**SET PROBLEM:**
Using the listing below, copy every line that mentions "marker".

**Figure data in JSON:**
## START

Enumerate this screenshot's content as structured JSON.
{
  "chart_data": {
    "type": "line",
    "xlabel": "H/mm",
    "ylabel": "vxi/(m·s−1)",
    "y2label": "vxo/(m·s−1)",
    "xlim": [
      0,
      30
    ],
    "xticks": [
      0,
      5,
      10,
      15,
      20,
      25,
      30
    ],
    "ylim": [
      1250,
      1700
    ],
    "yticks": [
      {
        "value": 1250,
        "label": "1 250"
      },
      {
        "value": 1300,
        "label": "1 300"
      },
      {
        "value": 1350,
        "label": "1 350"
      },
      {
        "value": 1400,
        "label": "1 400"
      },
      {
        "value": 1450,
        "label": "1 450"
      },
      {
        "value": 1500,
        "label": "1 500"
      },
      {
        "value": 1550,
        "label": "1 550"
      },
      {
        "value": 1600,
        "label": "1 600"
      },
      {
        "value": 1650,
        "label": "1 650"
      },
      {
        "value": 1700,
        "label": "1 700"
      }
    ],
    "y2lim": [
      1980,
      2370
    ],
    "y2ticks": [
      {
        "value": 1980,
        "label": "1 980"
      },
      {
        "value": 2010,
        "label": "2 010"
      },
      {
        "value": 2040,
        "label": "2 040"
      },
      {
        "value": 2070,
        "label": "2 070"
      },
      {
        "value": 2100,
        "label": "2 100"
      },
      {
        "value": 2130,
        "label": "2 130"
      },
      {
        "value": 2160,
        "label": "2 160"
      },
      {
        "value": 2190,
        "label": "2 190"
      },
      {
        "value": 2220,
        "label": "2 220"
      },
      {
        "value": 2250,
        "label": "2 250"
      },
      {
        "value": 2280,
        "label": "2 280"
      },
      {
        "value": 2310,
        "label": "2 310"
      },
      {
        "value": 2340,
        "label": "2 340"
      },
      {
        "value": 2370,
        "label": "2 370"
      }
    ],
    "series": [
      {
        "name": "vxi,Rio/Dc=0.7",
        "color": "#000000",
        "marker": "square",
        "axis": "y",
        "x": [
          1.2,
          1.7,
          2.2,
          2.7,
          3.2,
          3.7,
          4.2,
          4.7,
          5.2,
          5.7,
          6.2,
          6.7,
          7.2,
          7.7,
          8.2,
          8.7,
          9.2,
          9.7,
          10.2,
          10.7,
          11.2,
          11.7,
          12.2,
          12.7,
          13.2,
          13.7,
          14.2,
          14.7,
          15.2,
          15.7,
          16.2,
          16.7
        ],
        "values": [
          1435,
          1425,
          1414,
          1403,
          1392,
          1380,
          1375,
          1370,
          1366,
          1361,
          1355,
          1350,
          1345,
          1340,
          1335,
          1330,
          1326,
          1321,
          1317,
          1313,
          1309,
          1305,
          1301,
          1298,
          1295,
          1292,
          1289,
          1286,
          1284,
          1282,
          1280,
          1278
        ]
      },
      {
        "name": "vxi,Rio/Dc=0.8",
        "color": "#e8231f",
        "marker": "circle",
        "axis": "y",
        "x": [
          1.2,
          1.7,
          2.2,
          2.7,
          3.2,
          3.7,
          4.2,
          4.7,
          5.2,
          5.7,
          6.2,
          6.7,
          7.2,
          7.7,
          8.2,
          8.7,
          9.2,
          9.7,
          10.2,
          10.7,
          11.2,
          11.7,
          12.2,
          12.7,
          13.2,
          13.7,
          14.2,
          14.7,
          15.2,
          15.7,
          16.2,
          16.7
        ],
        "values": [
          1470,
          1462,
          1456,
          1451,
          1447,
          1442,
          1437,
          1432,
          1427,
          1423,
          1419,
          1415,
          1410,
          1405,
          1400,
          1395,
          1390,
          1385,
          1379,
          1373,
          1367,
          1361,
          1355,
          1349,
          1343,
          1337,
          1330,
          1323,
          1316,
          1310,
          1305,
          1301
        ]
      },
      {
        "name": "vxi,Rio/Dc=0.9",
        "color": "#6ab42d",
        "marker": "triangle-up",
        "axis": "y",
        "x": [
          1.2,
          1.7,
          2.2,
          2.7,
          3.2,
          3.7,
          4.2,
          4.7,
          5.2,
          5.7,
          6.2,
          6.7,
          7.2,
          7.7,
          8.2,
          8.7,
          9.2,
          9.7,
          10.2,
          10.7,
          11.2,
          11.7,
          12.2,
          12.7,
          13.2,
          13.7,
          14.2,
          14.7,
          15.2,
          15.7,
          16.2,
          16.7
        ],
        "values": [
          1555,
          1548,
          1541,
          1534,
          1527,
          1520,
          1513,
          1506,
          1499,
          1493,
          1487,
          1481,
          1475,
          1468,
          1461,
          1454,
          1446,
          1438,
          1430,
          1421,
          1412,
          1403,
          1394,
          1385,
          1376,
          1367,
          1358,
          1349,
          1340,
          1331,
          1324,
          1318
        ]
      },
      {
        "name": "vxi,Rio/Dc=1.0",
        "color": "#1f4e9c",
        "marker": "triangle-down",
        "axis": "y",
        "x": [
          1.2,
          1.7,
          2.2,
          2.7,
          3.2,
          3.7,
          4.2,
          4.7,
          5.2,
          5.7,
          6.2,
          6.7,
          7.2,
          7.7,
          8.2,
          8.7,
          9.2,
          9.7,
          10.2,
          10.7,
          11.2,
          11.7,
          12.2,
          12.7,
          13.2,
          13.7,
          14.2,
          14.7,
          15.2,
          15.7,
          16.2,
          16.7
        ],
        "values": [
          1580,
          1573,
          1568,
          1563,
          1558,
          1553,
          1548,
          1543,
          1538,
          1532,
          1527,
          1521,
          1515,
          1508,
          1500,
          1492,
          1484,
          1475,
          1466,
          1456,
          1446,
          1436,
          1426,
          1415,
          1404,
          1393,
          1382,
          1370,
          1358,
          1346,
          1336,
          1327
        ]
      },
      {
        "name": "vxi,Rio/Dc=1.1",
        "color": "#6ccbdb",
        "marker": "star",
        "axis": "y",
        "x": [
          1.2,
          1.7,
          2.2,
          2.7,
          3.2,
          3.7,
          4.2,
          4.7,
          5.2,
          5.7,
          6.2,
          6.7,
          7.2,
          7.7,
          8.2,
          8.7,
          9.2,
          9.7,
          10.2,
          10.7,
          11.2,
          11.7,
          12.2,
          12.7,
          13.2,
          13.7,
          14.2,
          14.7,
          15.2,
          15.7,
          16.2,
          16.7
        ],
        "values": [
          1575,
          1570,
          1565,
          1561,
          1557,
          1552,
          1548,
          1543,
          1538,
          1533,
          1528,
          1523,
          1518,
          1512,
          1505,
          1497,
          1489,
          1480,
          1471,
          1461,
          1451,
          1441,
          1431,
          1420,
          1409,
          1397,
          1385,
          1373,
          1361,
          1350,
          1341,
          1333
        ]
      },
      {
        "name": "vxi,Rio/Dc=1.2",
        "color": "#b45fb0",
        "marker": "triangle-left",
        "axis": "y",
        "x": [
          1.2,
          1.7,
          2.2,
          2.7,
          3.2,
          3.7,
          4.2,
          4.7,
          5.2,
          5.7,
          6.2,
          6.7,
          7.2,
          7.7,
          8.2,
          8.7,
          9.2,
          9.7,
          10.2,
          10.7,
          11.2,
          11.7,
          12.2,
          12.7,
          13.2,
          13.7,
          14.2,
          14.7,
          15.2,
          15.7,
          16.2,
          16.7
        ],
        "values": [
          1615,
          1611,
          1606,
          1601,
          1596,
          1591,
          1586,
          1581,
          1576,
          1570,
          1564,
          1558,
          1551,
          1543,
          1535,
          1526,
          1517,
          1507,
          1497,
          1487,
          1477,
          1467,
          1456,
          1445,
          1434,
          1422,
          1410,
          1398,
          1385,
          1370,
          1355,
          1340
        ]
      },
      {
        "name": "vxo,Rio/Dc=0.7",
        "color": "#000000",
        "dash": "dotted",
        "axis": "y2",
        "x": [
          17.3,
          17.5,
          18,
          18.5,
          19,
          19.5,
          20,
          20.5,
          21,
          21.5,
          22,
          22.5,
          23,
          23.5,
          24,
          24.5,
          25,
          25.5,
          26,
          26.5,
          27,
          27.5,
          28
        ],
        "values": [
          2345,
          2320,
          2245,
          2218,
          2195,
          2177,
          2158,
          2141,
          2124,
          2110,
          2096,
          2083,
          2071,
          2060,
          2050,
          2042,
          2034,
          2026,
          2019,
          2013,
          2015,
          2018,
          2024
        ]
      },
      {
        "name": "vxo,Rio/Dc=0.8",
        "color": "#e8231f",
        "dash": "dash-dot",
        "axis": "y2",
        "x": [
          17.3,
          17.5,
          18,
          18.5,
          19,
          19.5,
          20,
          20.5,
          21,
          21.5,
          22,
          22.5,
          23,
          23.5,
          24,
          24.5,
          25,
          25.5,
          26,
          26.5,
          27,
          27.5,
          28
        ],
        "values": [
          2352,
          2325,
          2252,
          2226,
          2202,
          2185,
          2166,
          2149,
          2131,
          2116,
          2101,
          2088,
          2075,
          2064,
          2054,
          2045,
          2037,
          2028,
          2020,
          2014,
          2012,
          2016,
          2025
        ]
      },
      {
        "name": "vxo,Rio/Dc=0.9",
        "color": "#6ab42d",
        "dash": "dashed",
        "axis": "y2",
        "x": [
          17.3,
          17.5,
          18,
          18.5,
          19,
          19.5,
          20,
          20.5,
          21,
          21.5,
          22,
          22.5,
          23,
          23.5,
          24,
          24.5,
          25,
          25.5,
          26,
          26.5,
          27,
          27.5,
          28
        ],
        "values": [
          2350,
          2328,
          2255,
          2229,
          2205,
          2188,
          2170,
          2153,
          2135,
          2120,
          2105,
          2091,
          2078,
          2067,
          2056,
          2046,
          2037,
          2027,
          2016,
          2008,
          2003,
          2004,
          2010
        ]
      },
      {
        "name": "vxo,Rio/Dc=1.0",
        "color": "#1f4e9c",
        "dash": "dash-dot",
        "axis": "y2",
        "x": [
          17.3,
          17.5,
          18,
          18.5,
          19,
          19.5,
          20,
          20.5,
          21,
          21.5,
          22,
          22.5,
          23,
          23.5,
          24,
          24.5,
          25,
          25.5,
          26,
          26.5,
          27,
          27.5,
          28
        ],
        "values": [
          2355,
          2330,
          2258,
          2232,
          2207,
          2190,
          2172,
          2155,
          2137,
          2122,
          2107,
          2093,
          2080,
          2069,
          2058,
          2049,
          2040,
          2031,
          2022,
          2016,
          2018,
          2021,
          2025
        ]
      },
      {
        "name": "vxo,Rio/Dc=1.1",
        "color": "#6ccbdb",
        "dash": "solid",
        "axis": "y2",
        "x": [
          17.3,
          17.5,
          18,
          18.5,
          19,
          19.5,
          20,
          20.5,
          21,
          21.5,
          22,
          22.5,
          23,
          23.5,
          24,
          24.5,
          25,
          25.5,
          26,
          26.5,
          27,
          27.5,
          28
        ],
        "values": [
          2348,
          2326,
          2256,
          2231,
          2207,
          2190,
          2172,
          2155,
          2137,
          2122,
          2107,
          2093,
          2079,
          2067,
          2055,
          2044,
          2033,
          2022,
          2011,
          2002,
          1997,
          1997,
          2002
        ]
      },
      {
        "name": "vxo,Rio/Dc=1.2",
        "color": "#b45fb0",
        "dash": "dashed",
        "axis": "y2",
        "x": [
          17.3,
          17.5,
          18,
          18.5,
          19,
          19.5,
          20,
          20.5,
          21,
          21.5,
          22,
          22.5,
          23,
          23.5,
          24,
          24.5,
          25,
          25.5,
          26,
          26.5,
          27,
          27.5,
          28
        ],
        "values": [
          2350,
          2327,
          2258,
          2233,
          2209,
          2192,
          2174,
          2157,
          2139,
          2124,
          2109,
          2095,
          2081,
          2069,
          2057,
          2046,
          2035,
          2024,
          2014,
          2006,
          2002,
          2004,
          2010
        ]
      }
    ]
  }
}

## END

**EXERCISE RESPONSE:**
        "marker": "square",
        "marker": "circle",
        "marker": "triangle-up",
        "marker": "triangle-down",
        "marker": "star",
        "marker": "triangle-left",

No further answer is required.